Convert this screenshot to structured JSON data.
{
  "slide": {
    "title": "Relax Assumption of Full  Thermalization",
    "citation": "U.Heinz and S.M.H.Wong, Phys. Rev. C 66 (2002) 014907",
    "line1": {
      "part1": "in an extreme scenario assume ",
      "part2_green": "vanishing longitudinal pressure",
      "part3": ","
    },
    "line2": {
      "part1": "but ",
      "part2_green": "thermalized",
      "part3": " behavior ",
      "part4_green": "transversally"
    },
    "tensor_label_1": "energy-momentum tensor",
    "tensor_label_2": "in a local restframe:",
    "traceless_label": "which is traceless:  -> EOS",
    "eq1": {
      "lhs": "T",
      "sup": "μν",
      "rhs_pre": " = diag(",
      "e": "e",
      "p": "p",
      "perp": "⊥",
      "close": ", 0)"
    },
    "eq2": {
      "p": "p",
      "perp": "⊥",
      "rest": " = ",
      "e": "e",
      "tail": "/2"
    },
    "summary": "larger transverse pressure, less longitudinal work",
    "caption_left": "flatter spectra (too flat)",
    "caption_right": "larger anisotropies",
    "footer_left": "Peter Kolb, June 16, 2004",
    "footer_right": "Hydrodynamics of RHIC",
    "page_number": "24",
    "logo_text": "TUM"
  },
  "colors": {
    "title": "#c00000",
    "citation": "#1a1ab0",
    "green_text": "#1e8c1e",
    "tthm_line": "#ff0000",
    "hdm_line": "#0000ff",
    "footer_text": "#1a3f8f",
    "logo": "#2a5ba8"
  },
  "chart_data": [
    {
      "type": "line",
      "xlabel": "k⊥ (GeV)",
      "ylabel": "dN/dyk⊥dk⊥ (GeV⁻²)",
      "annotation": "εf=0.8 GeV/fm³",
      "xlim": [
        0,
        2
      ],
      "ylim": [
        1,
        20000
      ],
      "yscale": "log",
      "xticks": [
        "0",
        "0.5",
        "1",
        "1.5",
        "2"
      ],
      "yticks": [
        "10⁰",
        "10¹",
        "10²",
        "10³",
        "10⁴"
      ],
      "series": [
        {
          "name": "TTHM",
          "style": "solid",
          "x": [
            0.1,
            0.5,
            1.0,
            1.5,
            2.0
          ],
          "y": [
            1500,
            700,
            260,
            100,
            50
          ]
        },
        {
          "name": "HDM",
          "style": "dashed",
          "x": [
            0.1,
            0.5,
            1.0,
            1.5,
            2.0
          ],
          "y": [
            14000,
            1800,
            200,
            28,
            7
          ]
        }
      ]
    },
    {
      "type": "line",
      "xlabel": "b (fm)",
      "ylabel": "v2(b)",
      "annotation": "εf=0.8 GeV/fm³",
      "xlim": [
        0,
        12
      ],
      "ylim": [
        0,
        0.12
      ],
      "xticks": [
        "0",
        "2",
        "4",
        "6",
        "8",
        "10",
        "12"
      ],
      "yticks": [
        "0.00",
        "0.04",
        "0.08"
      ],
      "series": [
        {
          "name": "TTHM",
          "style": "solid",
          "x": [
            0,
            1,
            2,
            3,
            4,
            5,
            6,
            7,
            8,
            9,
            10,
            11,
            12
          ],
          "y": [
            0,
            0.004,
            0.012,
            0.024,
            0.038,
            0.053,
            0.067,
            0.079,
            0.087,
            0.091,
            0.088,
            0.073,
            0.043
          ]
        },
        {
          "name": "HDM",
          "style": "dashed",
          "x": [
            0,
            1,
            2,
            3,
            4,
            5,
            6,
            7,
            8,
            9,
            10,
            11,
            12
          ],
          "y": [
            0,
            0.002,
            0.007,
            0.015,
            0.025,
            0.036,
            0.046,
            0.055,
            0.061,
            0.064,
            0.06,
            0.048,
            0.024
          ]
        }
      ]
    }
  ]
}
_____
### Exercise task
Select every line where the word "citation" occurs.

### Task answer
    "citation": "U.Heinz and S.M.H.Wong, Phys. Rev. C 66 (2002) 014907",
    "citation": "#1a1ab0",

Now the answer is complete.